▸ Goal of the exercise:
Below is a block of records; return all of them exactly, but without the images.

▸ Provided material:
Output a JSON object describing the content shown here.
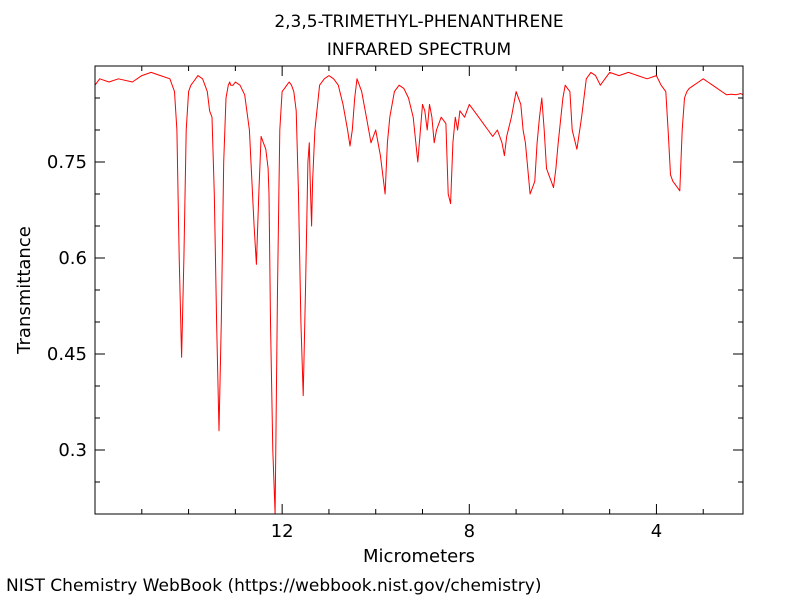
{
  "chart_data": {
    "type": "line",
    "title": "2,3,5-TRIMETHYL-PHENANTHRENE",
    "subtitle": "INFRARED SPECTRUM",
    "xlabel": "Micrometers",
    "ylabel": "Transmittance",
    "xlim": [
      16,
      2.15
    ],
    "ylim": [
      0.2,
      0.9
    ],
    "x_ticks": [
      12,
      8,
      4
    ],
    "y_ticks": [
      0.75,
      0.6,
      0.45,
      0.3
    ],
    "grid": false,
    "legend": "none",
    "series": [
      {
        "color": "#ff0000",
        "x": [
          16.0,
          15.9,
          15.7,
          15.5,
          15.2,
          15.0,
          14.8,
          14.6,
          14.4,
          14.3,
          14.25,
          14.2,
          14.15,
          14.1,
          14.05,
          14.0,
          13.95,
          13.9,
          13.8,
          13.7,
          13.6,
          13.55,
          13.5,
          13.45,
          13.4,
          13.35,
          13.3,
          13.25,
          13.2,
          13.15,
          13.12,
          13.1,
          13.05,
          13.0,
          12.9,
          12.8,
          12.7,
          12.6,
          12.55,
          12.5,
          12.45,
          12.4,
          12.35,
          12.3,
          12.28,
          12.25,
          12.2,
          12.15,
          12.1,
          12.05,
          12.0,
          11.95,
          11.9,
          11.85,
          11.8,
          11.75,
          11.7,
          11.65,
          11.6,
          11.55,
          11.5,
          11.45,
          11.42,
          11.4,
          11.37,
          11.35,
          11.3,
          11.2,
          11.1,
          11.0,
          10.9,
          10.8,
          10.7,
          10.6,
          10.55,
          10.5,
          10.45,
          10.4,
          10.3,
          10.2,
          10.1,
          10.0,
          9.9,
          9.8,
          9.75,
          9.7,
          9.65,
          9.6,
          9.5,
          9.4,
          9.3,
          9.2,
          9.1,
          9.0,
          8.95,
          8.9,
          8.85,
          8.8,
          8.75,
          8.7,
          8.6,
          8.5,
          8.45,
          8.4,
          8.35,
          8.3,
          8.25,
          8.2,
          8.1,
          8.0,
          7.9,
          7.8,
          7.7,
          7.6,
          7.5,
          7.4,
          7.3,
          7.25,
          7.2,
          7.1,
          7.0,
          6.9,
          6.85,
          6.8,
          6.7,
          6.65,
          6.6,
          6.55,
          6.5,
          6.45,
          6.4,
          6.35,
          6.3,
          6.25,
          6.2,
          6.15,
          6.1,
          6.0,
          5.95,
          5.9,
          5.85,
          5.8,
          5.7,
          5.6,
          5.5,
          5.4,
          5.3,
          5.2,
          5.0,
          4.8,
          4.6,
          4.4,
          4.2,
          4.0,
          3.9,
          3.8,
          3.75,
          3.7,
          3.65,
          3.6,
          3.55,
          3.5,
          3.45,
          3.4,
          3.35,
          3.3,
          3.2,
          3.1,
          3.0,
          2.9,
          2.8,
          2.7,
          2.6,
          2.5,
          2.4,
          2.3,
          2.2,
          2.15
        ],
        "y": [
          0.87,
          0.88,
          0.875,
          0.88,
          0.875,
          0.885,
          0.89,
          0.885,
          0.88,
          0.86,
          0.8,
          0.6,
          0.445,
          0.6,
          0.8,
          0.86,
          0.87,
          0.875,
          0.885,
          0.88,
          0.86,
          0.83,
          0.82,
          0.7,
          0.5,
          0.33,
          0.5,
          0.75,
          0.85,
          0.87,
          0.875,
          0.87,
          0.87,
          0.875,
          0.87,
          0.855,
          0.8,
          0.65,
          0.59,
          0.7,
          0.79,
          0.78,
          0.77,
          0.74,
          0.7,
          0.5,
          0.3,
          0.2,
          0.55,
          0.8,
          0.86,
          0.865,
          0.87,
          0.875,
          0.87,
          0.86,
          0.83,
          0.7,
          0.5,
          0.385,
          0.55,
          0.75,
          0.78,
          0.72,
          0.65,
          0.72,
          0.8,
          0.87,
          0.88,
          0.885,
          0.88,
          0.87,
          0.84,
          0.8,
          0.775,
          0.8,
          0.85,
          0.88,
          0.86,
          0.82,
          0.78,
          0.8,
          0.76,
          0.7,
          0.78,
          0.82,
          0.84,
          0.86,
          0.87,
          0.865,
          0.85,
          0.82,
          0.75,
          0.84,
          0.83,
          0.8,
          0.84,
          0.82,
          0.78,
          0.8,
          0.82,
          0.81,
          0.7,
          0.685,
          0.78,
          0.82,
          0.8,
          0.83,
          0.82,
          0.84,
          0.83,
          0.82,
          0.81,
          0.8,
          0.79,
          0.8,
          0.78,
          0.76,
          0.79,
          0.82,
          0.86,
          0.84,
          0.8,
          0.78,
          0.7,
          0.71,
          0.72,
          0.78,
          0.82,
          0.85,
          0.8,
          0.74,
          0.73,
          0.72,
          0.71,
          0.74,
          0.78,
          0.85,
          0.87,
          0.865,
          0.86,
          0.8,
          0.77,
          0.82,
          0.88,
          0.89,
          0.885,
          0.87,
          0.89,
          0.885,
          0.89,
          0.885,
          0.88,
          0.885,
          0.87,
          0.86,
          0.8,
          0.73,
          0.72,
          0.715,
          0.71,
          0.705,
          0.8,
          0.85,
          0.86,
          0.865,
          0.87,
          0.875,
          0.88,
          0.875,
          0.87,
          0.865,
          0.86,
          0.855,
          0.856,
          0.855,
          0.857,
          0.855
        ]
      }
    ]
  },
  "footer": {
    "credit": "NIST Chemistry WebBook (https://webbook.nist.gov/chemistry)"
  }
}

▸ Solution for this task:
Output a JSON object describing the content shown here.
{
  "chart_data": {
    "type": "line",
    "title": "2,3,5-TRIMETHYL-PHENANTHRENE",
    "subtitle": "INFRARED SPECTRUM",
    "xlabel": "Micrometers",
    "ylabel": "Transmittance",
    "xlim": [
      16,
      2.15
    ],
    "ylim": [
      0.2,
      0.9
    ],
    "x_ticks": [
      12,
      8,
      4
    ],
    "y_ticks": [
      0.75,
      0.6,
      0.45,
      0.3
    ],
    "grid": false,
    "legend": "none",
    "series": [
      {
        "color": "#ff0000",
        "x": [
          16.0,
          15.9,
          15.7,
          15.5,
          15.2,
          15.0,
          14.8,
          14.6,
          14.4,
          14.3,
          14.25,
          14.2,
          14.15,
          14.1,
          14.05,
          14.0,
          13.95,
          13.9,
          13.8,
          13.7,
          13.6,
          13.55,
          13.5,
          13.45,
          13.4,
          13.35,
          13.3,
          13.25,
          13.2,
          13.15,
          13.12,
          13.1,
          13.05,
          13.0,
          12.9,
          12.8,
          12.7,
          12.6,
          12.55,
          12.5,
          12.45,
          12.4,
          12.35,
          12.3,
          12.28,
          12.25,
          12.2,
          12.15,
          12.1,
          12.05,
          12.0,
          11.95,
          11.9,
          11.85,
          11.8,
          11.75,
          11.7,
          11.65,
          11.6,
          11.55,
          11.5,
          11.45,
          11.42,
          11.4,
          11.37,
          11.35,
          11.3,
          11.2,
          11.1,
          11.0,
          10.9,
          10.8,
          10.7,
          10.6,
          10.55,
          10.5,
          10.45,
          10.4,
          10.3,
          10.2,
          10.1,
          10.0,
          9.9,
          9.8,
          9.75,
          9.7,
          9.65,
          9.6,
          9.5,
          9.4,
          9.3,
          9.2,
          9.1,
          9.0,
          8.95,
          8.9,
          8.85,
          8.8,
          8.75,
          8.7,
          8.6,
          8.5,
          8.45,
          8.4,
          8.35,
          8.3,
          8.25,
          8.2,
          8.1,
          8.0,
          7.9,
          7.8,
          7.7,
          7.6,
          7.5,
          7.4,
          7.3,
          7.25,
          7.2,
          7.1,
          7.0,
          6.9,
          6.85,
          6.8,
          6.7,
          6.65,
          6.6,
          6.55,
          6.5,
          6.45,
          6.4,
          6.35,
          6.3,
          6.25,
          6.2,
          6.15,
          6.1,
          6.0,
          5.95,
          5.9,
          5.85,
          5.8,
          5.7,
          5.6,
          5.5,
          5.4,
          5.3,
          5.2,
          5.0,
          4.8,
          4.6,
          4.4,
          4.2,
          4.0,
          3.9,
          3.8,
          3.75,
          3.7,
          3.65,
          3.6,
          3.55,
          3.5,
          3.45,
          3.4,
          3.35,
          3.3,
          3.2,
          3.1,
          3.0,
          2.9,
          2.8,
          2.7,
          2.6,
          2.5,
          2.4,
          2.3,
          2.2,
          2.15
        ],
        "y": [
          0.87,
          0.88,
          0.875,
          0.88,
          0.875,
          0.885,
          0.89,
          0.885,
          0.88,
          0.86,
          0.8,
          0.6,
          0.445,
          0.6,
          0.8,
          0.86,
          0.87,
          0.875,
          0.885,
          0.88,
          0.86,
          0.83,
          0.82,
          0.7,
          0.5,
          0.33,
          0.5,
          0.75,
          0.85,
          0.87,
          0.875,
          0.87,
          0.87,
          0.875,
          0.87,
          0.855,
          0.8,
          0.65,
          0.59,
          0.7,
          0.79,
          0.78,
          0.77,
          0.74,
          0.7,
          0.5,
          0.3,
          0.2,
          0.55,
          0.8,
          0.86,
          0.865,
          0.87,
          0.875,
          0.87,
          0.86,
          0.83,
          0.7,
          0.5,
          0.385,
          0.55,
          0.75,
          0.78,
          0.72,
          0.65,
          0.72,
          0.8,
          0.87,
          0.88,
          0.885,
          0.88,
          0.87,
          0.84,
          0.8,
          0.775,
          0.8,
          0.85,
          0.88,
          0.86,
          0.82,
          0.78,
          0.8,
          0.76,
          0.7,
          0.78,
          0.82,
          0.84,
          0.86,
          0.87,
          0.865,
          0.85,
          0.82,
          0.75,
          0.84,
          0.83,
          0.8,
          0.84,
          0.82,
          0.78,
          0.8,
          0.82,
          0.81,
          0.7,
          0.685,
          0.78,
          0.82,
          0.8,
          0.83,
          0.82,
          0.84,
          0.83,
          0.82,
          0.81,
          0.8,
          0.79,
          0.8,
          0.78,
          0.76,
          0.79,
          0.82,
          0.86,
          0.84,
          0.8,
          0.78,
          0.7,
          0.71,
          0.72,
          0.78,
          0.82,
          0.85,
          0.8,
          0.74,
          0.73,
          0.72,
          0.71,
          0.74,
          0.78,
          0.85,
          0.87,
          0.865,
          0.86,
          0.8,
          0.77,
          0.82,
          0.88,
          0.89,
          0.885,
          0.87,
          0.89,
          0.885,
          0.89,
          0.885,
          0.88,
          0.885,
          0.87,
          0.86,
          0.8,
          0.73,
          0.72,
          0.715,
          0.71,
          0.705,
          0.8,
          0.85,
          0.86,
          0.865,
          0.87,
          0.875,
          0.88,
          0.875,
          0.87,
          0.865,
          0.86,
          0.855,
          0.856,
          0.855,
          0.857,
          0.855
        ]
      }
    ]
  },
  "footer": {
    "credit": "NIST Chemistry WebBook (https://webbook.nist.gov/chemistry)"
  }
}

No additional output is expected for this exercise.